- TO BE DONE
Please write out the material below exactly as given.

- DATA TO PROCESS
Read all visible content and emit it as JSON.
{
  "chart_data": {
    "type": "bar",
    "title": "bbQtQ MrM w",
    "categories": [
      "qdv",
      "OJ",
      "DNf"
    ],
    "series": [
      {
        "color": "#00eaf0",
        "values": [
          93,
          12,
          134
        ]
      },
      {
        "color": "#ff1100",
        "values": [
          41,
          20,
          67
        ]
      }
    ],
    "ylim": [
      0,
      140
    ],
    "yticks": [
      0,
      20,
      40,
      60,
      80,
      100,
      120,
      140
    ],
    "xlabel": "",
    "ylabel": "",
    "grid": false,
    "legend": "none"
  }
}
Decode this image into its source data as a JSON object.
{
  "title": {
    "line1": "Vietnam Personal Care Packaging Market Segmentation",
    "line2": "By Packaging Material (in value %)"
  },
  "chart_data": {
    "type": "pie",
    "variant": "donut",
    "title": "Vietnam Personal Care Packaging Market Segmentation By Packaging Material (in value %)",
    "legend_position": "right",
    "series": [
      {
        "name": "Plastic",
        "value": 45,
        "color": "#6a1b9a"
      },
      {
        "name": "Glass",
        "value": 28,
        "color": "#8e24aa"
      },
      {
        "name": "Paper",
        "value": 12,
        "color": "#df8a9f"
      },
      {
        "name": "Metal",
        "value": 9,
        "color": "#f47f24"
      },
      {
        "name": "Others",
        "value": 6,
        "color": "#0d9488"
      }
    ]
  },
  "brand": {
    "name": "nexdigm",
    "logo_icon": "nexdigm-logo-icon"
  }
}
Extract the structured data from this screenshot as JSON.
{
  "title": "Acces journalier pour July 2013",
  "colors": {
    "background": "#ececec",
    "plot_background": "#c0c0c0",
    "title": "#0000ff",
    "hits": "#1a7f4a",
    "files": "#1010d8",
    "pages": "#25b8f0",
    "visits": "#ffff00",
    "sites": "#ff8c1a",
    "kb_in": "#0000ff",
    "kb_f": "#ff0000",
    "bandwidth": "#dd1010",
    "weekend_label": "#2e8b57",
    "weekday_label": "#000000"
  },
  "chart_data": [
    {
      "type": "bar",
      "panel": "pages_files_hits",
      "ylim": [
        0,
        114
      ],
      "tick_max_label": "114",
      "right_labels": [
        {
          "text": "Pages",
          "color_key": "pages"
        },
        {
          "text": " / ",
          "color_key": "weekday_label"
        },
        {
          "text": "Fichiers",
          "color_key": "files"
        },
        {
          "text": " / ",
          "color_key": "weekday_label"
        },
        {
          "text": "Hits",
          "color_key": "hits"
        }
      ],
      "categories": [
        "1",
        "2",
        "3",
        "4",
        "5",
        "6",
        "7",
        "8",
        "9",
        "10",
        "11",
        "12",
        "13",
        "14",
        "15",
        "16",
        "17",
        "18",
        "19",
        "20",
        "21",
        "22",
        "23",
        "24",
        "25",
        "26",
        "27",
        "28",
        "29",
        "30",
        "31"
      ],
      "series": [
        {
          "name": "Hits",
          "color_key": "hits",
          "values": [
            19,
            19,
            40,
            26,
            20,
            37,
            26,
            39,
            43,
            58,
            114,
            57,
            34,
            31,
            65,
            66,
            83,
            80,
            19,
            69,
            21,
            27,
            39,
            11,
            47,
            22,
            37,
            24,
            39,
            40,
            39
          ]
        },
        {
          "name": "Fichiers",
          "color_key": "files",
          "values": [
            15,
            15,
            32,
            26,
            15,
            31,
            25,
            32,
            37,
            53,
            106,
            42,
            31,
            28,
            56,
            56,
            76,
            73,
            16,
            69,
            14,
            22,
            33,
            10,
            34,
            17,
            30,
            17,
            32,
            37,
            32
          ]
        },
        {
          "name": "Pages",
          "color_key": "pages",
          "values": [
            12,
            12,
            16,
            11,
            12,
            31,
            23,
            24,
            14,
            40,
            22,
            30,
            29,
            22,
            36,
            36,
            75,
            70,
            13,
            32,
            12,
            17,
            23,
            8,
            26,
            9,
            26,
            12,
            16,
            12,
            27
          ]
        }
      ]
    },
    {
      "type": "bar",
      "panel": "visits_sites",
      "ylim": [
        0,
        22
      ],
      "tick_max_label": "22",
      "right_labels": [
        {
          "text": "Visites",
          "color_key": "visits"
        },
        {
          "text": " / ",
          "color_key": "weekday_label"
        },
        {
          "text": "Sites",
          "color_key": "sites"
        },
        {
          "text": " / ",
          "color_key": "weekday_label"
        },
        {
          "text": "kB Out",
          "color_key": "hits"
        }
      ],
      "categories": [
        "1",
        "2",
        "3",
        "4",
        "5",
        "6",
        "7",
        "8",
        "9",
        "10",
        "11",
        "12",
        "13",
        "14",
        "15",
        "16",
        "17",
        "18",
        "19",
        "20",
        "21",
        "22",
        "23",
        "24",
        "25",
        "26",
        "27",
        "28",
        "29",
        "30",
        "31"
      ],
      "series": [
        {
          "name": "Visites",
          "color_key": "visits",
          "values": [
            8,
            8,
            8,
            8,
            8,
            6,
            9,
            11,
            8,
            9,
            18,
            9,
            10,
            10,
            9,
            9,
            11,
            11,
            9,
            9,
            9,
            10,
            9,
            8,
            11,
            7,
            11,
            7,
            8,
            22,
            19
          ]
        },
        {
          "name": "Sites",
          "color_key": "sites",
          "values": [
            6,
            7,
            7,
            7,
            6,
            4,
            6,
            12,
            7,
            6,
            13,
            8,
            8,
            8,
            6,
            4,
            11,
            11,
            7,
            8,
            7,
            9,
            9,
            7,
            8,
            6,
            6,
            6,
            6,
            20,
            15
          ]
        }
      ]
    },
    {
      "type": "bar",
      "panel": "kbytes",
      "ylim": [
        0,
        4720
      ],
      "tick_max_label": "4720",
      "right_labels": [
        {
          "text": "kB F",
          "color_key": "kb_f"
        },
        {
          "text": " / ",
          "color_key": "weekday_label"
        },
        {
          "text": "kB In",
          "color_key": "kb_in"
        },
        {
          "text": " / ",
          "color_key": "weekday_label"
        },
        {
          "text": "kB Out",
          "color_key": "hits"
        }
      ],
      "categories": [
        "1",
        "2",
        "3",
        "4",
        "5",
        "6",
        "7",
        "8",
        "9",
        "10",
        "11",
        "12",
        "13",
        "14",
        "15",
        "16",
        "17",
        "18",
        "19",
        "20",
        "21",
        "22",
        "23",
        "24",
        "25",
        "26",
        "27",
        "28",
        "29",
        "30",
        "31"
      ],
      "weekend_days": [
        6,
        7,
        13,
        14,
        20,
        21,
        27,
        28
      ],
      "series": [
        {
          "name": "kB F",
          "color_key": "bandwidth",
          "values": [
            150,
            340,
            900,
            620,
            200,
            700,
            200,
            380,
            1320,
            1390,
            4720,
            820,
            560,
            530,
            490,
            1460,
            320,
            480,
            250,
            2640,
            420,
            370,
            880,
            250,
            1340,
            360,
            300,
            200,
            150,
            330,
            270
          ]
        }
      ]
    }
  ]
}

- SOLVED PROBLEM
Read all visible content and emit it as JSON.
{
  "chart_data": {
    "type": "bar",
    "title": "bbQtQ MrM w",
    "categories": [
      "qdv",
      "OJ",
      "DNf"
    ],
    "series": [
      {
        "color": "#00eaf0",
        "values": [
          93,
          12,
          134
        ]
      },
      {
        "color": "#ff1100",
        "values": [
          41,
          20,
          67
        ]
      }
    ],
    "ylim": [
      0,
      140
    ],
    "yticks": [
      0,
      20,
      40,
      60,
      80,
      100,
      120,
      140
    ],
    "xlabel": "",
    "ylabel": "",
    "grid": false,
    "legend": "none"
  }
}
Decode this image into its source data as a JSON object.
{
  "title": {
    "line1": "Vietnam Personal Care Packaging Market Segmentation",
    "line2": "By Packaging Material (in value %)"
  },
  "chart_data": {
    "type": "pie",
    "variant": "donut",
    "title": "Vietnam Personal Care Packaging Market Segmentation By Packaging Material (in value %)",
    "legend_position": "right",
    "series": [
      {
        "name": "Plastic",
        "value": 45,
        "color": "#6a1b9a"
      },
      {
        "name": "Glass",
        "value": 28,
        "color": "#8e24aa"
      },
      {
        "name": "Paper",
        "value": 12,
        "color": "#df8a9f"
      },
      {
        "name": "Metal",
        "value": 9,
        "color": "#f47f24"
      },
      {
        "name": "Others",
        "value": 6,
        "color": "#0d9488"
      }
    ]
  },
  "brand": {
    "name": "nexdigm",
    "logo_icon": "nexdigm-logo-icon"
  }
}
Extract the structured data from this screenshot as JSON.
{
  "title": "Acces journalier pour July 2013",
  "colors": {
    "background": "#ececec",
    "plot_background": "#c0c0c0",
    "title": "#0000ff",
    "hits": "#1a7f4a",
    "files": "#1010d8",
    "pages": "#25b8f0",
    "visits": "#ffff00",
    "sites": "#ff8c1a",
    "kb_in": "#0000ff",
    "kb_f": "#ff0000",
    "bandwidth": "#dd1010",
    "weekend_label": "#2e8b57",
    "weekday_label": "#000000"
  },
  "chart_data": [
    {
      "type": "bar",
      "panel": "pages_files_hits",
      "ylim": [
        0,
        114
      ],
      "tick_max_label": "114",
      "right_labels": [
        {
          "text": "Pages",
          "color_key": "pages"
        },
        {
          "text": " / ",
          "color_key": "weekday_label"
        },
        {
          "text": "Fichiers",
          "color_key": "files"
        },
        {
          "text": " / ",
          "color_key": "weekday_label"
        },
        {
          "text": "Hits",
          "color_key": "hits"
        }
      ],
      "categories": [
        "1",
        "2",
        "3",
        "4",
        "5",
        "6",
        "7",
        "8",
        "9",
        "10",
        "11",
        "12",
        "13",
        "14",
        "15",
        "16",
        "17",
        "18",
        "19",
        "20",
        "21",
        "22",
        "23",
        "24",
        "25",
        "26",
        "27",
        "28",
        "29",
        "30",
        "31"
      ],
      "series": [
        {
          "name": "Hits",
          "color_key": "hits",
          "values": [
            19,
            19,
            40,
            26,
            20,
            37,
            26,
            39,
            43,
            58,
            114,
            57,
            34,
            31,
            65,
            66,
            83,
            80,
            19,
            69,
            21,
            27,
            39,
            11,
            47,
            22,
            37,
            24,
            39,
            40,
            39
          ]
        },
        {
          "name": "Fichiers",
          "color_key": "files",
          "values": [
            15,
            15,
            32,
            26,
            15,
            31,
            25,
            32,
            37,
            53,
            106,
            42,
            31,
            28,
            56,
            56,
            76,
            73,
            16,
            69,
            14,
            22,
            33,
            10,
            34,
            17,
            30,
            17,
            32,
            37,
            32
          ]
        },
        {
          "name": "Pages",
          "color_key": "pages",
          "values": [
            12,
            12,
            16,
            11,
            12,
            31,
            23,
            24,
            14,
            40,
            22,
            30,
            29,
            22,
            36,
            36,
            75,
            70,
            13,
            32,
            12,
            17,
            23,
            8,
            26,
            9,
            26,
            12,
            16,
            12,
            27
          ]
        }
      ]
    },
    {
      "type": "bar",
      "panel": "visits_sites",
      "ylim": [
        0,
        22
      ],
      "tick_max_label": "22",
      "right_labels": [
        {
          "text": "Visites",
          "color_key": "visits"
        },
        {
          "text": " / ",
          "color_key": "weekday_label"
        },
        {
          "text": "Sites",
          "color_key": "sites"
        },
        {
          "text": " / ",
          "color_key": "weekday_label"
        },
        {
          "text": "kB Out",
          "color_key": "hits"
        }
      ],
      "categories": [
        "1",
        "2",
        "3",
        "4",
        "5",
        "6",
        "7",
        "8",
        "9",
        "10",
        "11",
        "12",
        "13",
        "14",
        "15",
        "16",
        "17",
        "18",
        "19",
        "20",
        "21",
        "22",
        "23",
        "24",
        "25",
        "26",
        "27",
        "28",
        "29",
        "30",
        "31"
      ],
      "series": [
        {
          "name": "Visites",
          "color_key": "visits",
          "values": [
            8,
            8,
            8,
            8,
            8,
            6,
            9,
            11,
            8,
            9,
            18,
            9,
            10,
            10,
            9,
            9,
            11,
            11,
            9,
            9,
            9,
            10,
            9,
            8,
            11,
            7,
            11,
            7,
            8,
            22,
            19
          ]
        },
        {
          "name": "Sites",
          "color_key": "sites",
          "values": [
            6,
            7,
            7,
            7,
            6,
            4,
            6,
            12,
            7,
            6,
            13,
            8,
            8,
            8,
            6,
            4,
            11,
            11,
            7,
            8,
            7,
            9,
            9,
            7,
            8,
            6,
            6,
            6,
            6,
            20,
            15
          ]
        }
      ]
    },
    {
      "type": "bar",
      "panel": "kbytes",
      "ylim": [
        0,
        4720
      ],
      "tick_max_label": "4720",
      "right_labels": [
        {
          "text": "kB F",
          "color_key": "kb_f"
        },
        {
          "text": " / ",
          "color_key": "weekday_label"
        },
        {
          "text": "kB In",
          "color_key": "kb_in"
        },
        {
          "text": " / ",
          "color_key": "weekday_label"
        },
        {
          "text": "kB Out",
          "color_key": "hits"
        }
      ],
      "categories": [
        "1",
        "2",
        "3",
        "4",
        "5",
        "6",
        "7",
        "8",
        "9",
        "10",
        "11",
        "12",
        "13",
        "14",
        "15",
        "16",
        "17",
        "18",
        "19",
        "20",
        "21",
        "22",
        "23",
        "24",
        "25",
        "26",
        "27",
        "28",
        "29",
        "30",
        "31"
      ],
      "weekend_days": [
        6,
        7,
        13,
        14,
        20,
        21,
        27,
        28
      ],
      "series": [
        {
          "name": "kB F",
          "color_key": "bandwidth",
          "values": [
            150,
            340,
            900,
            620,
            200,
            700,
            200,
            380,
            1320,
            1390,
            4720,
            820,
            560,
            530,
            490,
            1460,
            320,
            480,
            250,
            2640,
            420,
            370,
            880,
            250,
            1340,
            360,
            300,
            200,
            150,
            330,
            270
          ]
        }
      ]
    }
  ]
}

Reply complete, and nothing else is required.